Records from a data collection
+++
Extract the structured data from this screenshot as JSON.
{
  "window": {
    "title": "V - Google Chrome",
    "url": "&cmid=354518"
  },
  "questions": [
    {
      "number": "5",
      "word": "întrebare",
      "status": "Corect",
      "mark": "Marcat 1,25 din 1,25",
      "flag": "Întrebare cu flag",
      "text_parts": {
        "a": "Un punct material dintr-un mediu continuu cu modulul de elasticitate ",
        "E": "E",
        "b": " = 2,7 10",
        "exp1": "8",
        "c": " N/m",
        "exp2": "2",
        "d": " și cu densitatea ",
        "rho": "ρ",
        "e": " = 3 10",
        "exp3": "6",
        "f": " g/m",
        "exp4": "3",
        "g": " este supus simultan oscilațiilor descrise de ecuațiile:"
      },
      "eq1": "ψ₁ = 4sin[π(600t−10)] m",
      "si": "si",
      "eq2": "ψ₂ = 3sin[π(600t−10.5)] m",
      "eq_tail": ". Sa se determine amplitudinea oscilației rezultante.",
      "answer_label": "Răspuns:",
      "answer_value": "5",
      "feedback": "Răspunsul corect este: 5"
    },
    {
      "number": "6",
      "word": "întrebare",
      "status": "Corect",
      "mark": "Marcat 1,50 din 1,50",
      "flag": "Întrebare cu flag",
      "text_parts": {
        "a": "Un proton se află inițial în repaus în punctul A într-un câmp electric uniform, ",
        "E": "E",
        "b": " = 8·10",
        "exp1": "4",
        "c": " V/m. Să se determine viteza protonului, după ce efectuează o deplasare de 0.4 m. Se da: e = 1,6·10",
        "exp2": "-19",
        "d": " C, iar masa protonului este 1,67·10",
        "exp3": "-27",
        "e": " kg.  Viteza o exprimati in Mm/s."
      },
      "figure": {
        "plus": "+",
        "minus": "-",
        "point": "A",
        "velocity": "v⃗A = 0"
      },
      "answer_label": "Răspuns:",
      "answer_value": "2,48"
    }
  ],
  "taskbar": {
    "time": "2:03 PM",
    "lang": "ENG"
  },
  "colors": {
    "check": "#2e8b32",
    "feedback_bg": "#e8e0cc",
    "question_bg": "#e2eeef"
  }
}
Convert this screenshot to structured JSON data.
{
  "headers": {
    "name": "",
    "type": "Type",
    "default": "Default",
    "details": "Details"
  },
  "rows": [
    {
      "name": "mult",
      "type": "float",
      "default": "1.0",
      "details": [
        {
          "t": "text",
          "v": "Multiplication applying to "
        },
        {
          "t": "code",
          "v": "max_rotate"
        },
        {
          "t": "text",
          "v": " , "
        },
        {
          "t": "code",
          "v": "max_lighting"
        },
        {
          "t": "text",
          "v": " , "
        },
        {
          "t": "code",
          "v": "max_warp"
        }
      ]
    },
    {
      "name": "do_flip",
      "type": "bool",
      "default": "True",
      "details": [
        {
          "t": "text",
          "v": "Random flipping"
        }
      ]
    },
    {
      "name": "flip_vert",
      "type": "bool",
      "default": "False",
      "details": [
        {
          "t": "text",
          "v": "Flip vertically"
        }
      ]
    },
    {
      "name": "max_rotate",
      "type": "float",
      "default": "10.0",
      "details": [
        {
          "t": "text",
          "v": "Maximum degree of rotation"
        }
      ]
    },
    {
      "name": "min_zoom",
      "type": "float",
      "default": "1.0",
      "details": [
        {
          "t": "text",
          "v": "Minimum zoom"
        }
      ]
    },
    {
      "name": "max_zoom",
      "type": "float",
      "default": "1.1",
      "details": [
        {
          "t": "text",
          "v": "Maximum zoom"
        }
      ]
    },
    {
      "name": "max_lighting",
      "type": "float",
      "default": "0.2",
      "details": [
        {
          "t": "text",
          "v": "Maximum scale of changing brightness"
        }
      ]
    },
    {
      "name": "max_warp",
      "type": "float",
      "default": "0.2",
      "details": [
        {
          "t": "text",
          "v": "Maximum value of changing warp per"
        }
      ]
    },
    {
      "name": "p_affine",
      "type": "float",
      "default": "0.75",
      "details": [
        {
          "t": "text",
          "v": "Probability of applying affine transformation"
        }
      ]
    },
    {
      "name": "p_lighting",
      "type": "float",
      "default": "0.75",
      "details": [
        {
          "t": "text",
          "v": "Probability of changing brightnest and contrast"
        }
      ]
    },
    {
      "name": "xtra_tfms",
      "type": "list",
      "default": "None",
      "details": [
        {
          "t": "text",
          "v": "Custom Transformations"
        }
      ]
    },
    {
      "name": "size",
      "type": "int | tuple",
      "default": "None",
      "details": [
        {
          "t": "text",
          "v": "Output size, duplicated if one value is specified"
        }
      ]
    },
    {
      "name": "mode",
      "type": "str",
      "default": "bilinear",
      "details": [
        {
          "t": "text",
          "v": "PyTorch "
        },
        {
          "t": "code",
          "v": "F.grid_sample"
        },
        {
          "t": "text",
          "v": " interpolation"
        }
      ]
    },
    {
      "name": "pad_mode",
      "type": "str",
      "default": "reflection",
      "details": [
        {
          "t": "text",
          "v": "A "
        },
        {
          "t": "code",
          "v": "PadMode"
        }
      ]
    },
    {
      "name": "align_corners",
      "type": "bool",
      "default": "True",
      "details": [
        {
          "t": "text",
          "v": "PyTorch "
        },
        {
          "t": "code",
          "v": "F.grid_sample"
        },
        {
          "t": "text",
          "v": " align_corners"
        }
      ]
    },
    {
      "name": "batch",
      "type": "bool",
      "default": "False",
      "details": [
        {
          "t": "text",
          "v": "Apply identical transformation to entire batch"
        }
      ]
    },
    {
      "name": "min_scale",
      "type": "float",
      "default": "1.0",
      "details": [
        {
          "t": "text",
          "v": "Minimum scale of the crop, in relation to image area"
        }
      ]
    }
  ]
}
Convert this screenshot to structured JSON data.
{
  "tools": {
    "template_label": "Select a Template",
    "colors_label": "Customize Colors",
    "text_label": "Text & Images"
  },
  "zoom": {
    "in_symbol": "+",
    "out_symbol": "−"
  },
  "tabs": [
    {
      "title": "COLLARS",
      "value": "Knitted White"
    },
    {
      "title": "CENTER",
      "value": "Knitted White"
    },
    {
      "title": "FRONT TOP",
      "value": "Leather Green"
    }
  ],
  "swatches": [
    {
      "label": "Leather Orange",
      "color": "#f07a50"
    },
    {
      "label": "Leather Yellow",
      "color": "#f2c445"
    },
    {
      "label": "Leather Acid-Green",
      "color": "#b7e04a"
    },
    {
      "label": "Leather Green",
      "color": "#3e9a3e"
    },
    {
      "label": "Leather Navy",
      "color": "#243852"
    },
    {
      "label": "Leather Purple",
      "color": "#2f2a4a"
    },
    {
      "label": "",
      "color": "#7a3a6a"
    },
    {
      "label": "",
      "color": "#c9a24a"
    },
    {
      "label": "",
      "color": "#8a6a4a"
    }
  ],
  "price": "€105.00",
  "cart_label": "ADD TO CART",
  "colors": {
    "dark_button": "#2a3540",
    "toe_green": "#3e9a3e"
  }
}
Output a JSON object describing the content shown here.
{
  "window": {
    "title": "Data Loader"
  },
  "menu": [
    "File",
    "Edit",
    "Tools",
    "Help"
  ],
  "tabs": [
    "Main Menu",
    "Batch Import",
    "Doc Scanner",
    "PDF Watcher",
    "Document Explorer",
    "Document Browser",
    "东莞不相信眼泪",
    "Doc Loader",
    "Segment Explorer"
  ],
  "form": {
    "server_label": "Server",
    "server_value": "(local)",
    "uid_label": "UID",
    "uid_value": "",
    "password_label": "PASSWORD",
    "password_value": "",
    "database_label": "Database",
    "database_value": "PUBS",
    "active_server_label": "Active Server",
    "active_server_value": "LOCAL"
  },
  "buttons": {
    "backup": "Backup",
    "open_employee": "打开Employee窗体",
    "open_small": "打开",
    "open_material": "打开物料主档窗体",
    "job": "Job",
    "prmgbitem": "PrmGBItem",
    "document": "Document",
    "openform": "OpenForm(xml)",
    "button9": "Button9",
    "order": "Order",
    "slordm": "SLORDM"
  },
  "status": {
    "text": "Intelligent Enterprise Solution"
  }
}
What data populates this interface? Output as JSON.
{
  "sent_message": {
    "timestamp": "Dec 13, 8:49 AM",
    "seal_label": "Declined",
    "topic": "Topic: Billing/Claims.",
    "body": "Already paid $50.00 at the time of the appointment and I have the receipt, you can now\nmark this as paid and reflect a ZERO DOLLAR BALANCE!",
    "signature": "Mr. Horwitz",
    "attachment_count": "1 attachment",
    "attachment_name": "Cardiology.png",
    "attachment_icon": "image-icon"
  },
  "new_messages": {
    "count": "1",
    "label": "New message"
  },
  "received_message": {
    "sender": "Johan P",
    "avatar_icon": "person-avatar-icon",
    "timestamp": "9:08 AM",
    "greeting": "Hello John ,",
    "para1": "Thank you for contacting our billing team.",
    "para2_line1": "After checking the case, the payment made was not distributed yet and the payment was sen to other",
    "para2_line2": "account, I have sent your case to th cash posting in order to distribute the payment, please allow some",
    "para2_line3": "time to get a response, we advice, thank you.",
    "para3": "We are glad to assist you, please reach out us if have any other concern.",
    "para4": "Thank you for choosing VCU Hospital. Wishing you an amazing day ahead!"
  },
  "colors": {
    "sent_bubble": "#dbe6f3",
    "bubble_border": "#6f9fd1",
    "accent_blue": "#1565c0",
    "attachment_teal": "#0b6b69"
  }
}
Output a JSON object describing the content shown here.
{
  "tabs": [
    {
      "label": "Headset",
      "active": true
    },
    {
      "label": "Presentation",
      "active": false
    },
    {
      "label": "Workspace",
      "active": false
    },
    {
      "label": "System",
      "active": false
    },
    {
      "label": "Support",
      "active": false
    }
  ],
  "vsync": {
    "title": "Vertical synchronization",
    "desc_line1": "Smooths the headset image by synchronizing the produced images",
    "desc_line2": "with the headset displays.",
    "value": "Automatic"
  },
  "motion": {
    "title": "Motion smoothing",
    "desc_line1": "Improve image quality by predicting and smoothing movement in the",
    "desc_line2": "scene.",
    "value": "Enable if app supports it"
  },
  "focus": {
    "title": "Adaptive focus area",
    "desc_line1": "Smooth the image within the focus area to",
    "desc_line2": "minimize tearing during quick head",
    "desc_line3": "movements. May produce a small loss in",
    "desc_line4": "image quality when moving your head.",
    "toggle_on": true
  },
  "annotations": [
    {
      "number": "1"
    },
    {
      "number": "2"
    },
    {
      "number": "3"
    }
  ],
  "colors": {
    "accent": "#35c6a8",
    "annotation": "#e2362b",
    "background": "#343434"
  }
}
+++
Every line in the data that holds "focus" should be copied out.

  "focus": {
    "title": "Adaptive focus area",
    "desc_line1": "Smooth the image within the focus area to",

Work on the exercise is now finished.